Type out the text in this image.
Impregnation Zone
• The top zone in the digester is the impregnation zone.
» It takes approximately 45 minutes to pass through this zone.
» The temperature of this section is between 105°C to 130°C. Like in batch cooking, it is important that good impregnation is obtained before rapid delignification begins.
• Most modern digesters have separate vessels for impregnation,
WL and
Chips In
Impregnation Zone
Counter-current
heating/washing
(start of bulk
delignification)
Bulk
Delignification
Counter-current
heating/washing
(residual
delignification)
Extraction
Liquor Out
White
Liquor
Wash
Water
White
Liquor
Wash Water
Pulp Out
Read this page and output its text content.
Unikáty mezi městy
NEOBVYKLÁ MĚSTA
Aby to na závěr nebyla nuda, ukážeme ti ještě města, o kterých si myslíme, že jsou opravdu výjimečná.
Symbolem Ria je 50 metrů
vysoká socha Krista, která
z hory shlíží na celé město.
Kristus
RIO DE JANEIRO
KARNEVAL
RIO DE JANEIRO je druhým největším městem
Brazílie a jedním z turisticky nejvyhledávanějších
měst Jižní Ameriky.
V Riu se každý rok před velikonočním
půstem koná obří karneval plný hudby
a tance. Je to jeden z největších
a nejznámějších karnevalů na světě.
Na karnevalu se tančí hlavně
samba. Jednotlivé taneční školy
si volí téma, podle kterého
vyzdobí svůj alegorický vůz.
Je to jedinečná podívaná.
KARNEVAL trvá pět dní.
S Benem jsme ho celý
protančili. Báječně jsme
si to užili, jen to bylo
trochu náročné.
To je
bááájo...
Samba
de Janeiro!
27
--------------------------------------------------
→ **What you should do**: Which lines include the word "this"? Copy every one of them.

→ **Reply to the task**:
Type out the text in this image.
» It takes approximately 45 minutes to pass through this zone.
» The temperature of this section is between 105°C to 130°C. Like in batch cooking, it is important that good impregnation is obtained before rapid delignification begins.
Read this page and output its text content.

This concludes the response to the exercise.